[Dataset entries on figures]
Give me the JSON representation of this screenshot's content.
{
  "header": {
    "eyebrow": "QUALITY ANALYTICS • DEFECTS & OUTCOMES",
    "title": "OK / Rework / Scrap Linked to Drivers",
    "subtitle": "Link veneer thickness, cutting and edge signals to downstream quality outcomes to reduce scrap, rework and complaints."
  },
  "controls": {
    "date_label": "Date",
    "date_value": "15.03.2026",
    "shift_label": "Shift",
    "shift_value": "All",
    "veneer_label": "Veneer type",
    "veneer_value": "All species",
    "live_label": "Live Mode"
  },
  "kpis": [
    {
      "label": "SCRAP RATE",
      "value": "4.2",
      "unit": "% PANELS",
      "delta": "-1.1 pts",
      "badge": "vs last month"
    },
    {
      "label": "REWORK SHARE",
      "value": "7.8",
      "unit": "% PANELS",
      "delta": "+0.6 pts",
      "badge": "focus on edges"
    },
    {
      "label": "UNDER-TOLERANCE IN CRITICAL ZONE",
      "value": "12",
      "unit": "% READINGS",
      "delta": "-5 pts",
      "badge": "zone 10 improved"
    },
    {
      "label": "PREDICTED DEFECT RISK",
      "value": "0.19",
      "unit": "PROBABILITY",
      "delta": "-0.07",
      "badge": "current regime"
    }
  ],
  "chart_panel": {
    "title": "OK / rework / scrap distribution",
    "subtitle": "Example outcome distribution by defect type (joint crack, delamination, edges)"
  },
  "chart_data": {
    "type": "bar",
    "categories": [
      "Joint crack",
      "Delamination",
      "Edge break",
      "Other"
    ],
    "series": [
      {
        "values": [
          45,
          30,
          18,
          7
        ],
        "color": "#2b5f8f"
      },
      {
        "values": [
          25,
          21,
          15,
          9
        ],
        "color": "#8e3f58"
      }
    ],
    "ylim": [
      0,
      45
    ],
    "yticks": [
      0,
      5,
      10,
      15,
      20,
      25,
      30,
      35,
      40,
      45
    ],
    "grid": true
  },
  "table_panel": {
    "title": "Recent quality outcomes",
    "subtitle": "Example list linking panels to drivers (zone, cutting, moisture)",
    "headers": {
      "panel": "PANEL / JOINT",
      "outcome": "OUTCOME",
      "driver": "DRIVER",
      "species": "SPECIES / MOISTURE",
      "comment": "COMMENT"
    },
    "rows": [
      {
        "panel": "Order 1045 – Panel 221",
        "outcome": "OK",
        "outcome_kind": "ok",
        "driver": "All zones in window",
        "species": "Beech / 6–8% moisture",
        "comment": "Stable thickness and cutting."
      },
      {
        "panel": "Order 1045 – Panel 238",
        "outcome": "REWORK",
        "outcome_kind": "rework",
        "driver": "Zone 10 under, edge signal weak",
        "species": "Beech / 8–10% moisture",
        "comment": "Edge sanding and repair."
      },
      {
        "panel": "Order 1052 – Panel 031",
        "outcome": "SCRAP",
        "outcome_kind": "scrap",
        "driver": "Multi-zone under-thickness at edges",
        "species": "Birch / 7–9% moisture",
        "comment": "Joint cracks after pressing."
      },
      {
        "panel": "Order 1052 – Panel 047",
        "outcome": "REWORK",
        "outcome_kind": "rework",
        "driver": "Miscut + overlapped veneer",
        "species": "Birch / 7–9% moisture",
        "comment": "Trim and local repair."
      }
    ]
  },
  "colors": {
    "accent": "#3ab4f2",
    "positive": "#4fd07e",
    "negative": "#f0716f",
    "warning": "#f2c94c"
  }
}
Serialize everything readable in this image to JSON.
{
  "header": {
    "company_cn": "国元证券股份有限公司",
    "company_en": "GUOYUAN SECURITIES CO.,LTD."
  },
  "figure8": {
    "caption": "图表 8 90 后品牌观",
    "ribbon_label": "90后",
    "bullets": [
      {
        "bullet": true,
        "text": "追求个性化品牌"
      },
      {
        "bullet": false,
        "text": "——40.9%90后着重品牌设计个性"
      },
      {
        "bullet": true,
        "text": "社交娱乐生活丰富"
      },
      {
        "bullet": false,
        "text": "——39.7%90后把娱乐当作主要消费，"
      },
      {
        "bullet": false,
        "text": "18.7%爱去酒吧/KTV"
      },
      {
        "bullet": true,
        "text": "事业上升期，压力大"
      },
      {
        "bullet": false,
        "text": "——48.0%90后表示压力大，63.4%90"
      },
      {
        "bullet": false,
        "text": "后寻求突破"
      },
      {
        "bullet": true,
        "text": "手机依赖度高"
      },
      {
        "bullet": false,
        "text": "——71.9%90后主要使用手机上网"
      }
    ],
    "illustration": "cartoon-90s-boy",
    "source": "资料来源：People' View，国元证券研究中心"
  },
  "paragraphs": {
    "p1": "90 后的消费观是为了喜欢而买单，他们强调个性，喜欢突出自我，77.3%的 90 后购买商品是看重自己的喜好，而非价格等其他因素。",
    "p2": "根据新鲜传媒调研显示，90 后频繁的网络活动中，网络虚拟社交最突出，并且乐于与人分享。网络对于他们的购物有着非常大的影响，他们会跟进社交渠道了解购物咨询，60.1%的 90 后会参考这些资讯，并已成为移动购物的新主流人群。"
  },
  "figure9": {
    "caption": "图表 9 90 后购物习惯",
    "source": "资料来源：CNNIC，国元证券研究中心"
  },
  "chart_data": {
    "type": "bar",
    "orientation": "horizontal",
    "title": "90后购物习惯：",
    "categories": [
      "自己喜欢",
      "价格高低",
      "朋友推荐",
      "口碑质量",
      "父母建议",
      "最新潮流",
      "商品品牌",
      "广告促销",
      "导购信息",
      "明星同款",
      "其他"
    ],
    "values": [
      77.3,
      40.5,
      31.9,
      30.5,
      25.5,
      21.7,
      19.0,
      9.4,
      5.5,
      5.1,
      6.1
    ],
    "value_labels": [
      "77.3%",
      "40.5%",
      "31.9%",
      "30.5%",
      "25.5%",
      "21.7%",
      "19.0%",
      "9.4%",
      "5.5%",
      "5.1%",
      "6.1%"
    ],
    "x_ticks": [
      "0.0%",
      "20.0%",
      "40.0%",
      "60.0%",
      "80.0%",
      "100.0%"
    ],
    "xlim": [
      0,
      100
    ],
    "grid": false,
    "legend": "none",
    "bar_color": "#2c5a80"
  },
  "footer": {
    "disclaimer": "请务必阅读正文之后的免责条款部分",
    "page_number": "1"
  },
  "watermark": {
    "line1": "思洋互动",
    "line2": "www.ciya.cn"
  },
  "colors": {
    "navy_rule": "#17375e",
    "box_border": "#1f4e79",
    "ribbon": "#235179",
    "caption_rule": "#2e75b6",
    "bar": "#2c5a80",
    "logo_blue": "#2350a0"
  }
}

:: Requirements ::
Your task is to retype all the records above with nothing left out.

:: Answer to this problem ::
Give me the JSON representation of this screenshot's content.
{
  "header": {
    "eyebrow": "QUALITY ANALYTICS • DEFECTS & OUTCOMES",
    "title": "OK / Rework / Scrap Linked to Drivers",
    "subtitle": "Link veneer thickness, cutting and edge signals to downstream quality outcomes to reduce scrap, rework and complaints."
  },
  "controls": {
    "date_label": "Date",
    "date_value": "15.03.2026",
    "shift_label": "Shift",
    "shift_value": "All",
    "veneer_label": "Veneer type",
    "veneer_value": "All species",
    "live_label": "Live Mode"
  },
  "kpis": [
    {
      "label": "SCRAP RATE",
      "value": "4.2",
      "unit": "% PANELS",
      "delta": "-1.1 pts",
      "badge": "vs last month"
    },
    {
      "label": "REWORK SHARE",
      "value": "7.8",
      "unit": "% PANELS",
      "delta": "+0.6 pts",
      "badge": "focus on edges"
    },
    {
      "label": "UNDER-TOLERANCE IN CRITICAL ZONE",
      "value": "12",
      "unit": "% READINGS",
      "delta": "-5 pts",
      "badge": "zone 10 improved"
    },
    {
      "label": "PREDICTED DEFECT RISK",
      "value": "0.19",
      "unit": "PROBABILITY",
      "delta": "-0.07",
      "badge": "current regime"
    }
  ],
  "chart_panel": {
    "title": "OK / rework / scrap distribution",
    "subtitle": "Example outcome distribution by defect type (joint crack, delamination, edges)"
  },
  "chart_data": {
    "type": "bar",
    "categories": [
      "Joint crack",
      "Delamination",
      "Edge break",
      "Other"
    ],
    "series": [
      {
        "values": [
          45,
          30,
          18,
          7
        ],
        "color": "#2b5f8f"
      },
      {
        "values": [
          25,
          21,
          15,
          9
        ],
        "color": "#8e3f58"
      }
    ],
    "ylim": [
      0,
      45
    ],
    "yticks": [
      0,
      5,
      10,
      15,
      20,
      25,
      30,
      35,
      40,
      45
    ],
    "grid": true
  },
  "table_panel": {
    "title": "Recent quality outcomes",
    "subtitle": "Example list linking panels to drivers (zone, cutting, moisture)",
    "headers": {
      "panel": "PANEL / JOINT",
      "outcome": "OUTCOME",
      "driver": "DRIVER",
      "species": "SPECIES / MOISTURE",
      "comment": "COMMENT"
    },
    "rows": [
      {
        "panel": "Order 1045 – Panel 221",
        "outcome": "OK",
        "outcome_kind": "ok",
        "driver": "All zones in window",
        "species": "Beech / 6–8% moisture",
        "comment": "Stable thickness and cutting."
      },
      {
        "panel": "Order 1045 – Panel 238",
        "outcome": "REWORK",
        "outcome_kind": "rework",
        "driver": "Zone 10 under, edge signal weak",
        "species": "Beech / 8–10% moisture",
        "comment": "Edge sanding and repair."
      },
      {
        "panel": "Order 1052 – Panel 031",
        "outcome": "SCRAP",
        "outcome_kind": "scrap",
        "driver": "Multi-zone under-thickness at edges",
        "species": "Birch / 7–9% moisture",
        "comment": "Joint cracks after pressing."
      },
      {
        "panel": "Order 1052 – Panel 047",
        "outcome": "REWORK",
        "outcome_kind": "rework",
        "driver": "Miscut + overlapped veneer",
        "species": "Birch / 7–9% moisture",
        "comment": "Trim and local repair."
      }
    ]
  },
  "colors": {
    "accent": "#3ab4f2",
    "positive": "#4fd07e",
    "negative": "#f0716f",
    "warning": "#f2c94c"
  }
}
Serialize everything readable in this image to JSON.
{
  "header": {
    "company_cn": "国元证券股份有限公司",
    "company_en": "GUOYUAN SECURITIES CO.,LTD."
  },
  "figure8": {
    "caption": "图表 8 90 后品牌观",
    "ribbon_label": "90后",
    "bullets": [
      {
        "bullet": true,
        "text": "追求个性化品牌"
      },
      {
        "bullet": false,
        "text": "——40.9%90后着重品牌设计个性"
      },
      {
        "bullet": true,
        "text": "社交娱乐生活丰富"
      },
      {
        "bullet": false,
        "text": "——39.7%90后把娱乐当作主要消费，"
      },
      {
        "bullet": false,
        "text": "18.7%爱去酒吧/KTV"
      },
      {
        "bullet": true,
        "text": "事业上升期，压力大"
      },
      {
        "bullet": false,
        "text": "——48.0%90后表示压力大，63.4%90"
      },
      {
        "bullet": false,
        "text": "后寻求突破"
      },
      {
        "bullet": true,
        "text": "手机依赖度高"
      },
      {
        "bullet": false,
        "text": "——71.9%90后主要使用手机上网"
      }
    ],
    "illustration": "cartoon-90s-boy",
    "source": "资料来源：People' View，国元证券研究中心"
  },
  "paragraphs": {
    "p1": "90 后的消费观是为了喜欢而买单，他们强调个性，喜欢突出自我，77.3%的 90 后购买商品是看重自己的喜好，而非价格等其他因素。",
    "p2": "根据新鲜传媒调研显示，90 后频繁的网络活动中，网络虚拟社交最突出，并且乐于与人分享。网络对于他们的购物有着非常大的影响，他们会跟进社交渠道了解购物咨询，60.1%的 90 后会参考这些资讯，并已成为移动购物的新主流人群。"
  },
  "figure9": {
    "caption": "图表 9 90 后购物习惯",
    "source": "资料来源：CNNIC，国元证券研究中心"
  },
  "chart_data": {
    "type": "bar",
    "orientation": "horizontal",
    "title": "90后购物习惯：",
    "categories": [
      "自己喜欢",
      "价格高低",
      "朋友推荐",
      "口碑质量",
      "父母建议",
      "最新潮流",
      "商品品牌",
      "广告促销",
      "导购信息",
      "明星同款",
      "其他"
    ],
    "values": [
      77.3,
      40.5,
      31.9,
      30.5,
      25.5,
      21.7,
      19.0,
      9.4,
      5.5,
      5.1,
      6.1
    ],
    "value_labels": [
      "77.3%",
      "40.5%",
      "31.9%",
      "30.5%",
      "25.5%",
      "21.7%",
      "19.0%",
      "9.4%",
      "5.5%",
      "5.1%",
      "6.1%"
    ],
    "x_ticks": [
      "0.0%",
      "20.0%",
      "40.0%",
      "60.0%",
      "80.0%",
      "100.0%"
    ],
    "xlim": [
      0,
      100
    ],
    "grid": false,
    "legend": "none",
    "bar_color": "#2c5a80"
  },
  "footer": {
    "disclaimer": "请务必阅读正文之后的免责条款部分",
    "page_number": "1"
  },
  "watermark": {
    "line1": "思洋互动",
    "line2": "www.ciya.cn"
  },
  "colors": {
    "navy_rule": "#17375e",
    "box_border": "#1f4e79",
    "ribbon": "#235179",
    "caption_rule": "#2e75b6",
    "bar": "#2c5a80",
    "logo_blue": "#2350a0"
  }
}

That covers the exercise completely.